All of the material below is to be restated word for word, apart from the pictures.

____ MATERIALS PROVIDED

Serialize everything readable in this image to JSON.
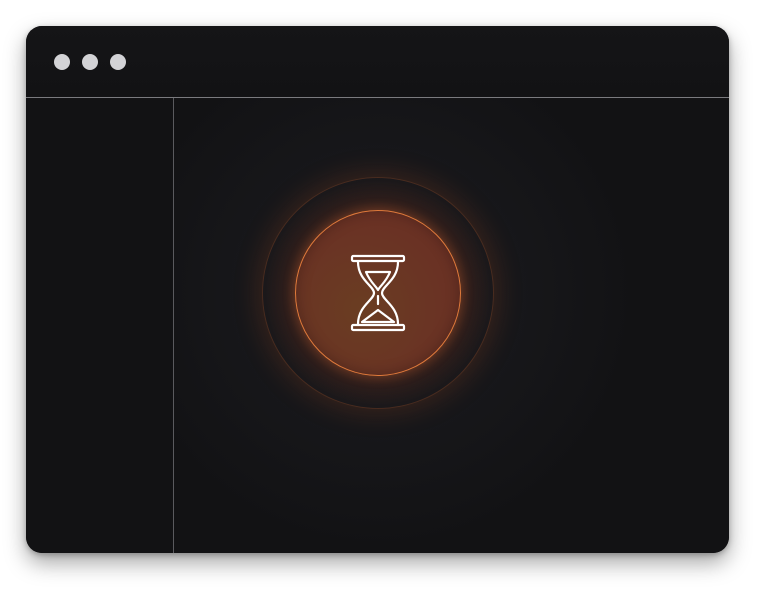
{
  "window": {
    "controls": [
      "window-dot-1",
      "window-dot-2",
      "window-dot-3"
    ],
    "colors": {
      "background": "#121214",
      "divider": "#7a7a7e",
      "dot": "#d3d3d6",
      "accent": "#e07a3b"
    }
  },
  "status_orb": {
    "icon": "hourglass-icon",
    "state": "loading"
  }
}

________

» **THE REPLY**:
Serialize everything readable in this image to JSON.
{
  "window": {
    "controls": [
      "window-dot-1",
      "window-dot-2",
      "window-dot-3"
    ],
    "colors": {
      "background": "#121214",
      "divider": "#7a7a7e",
      "dot": "#d3d3d6",
      "accent": "#e07a3b"
    }
  },
  "status_orb": {
    "icon": "hourglass-icon",
    "state": "loading"
  }
}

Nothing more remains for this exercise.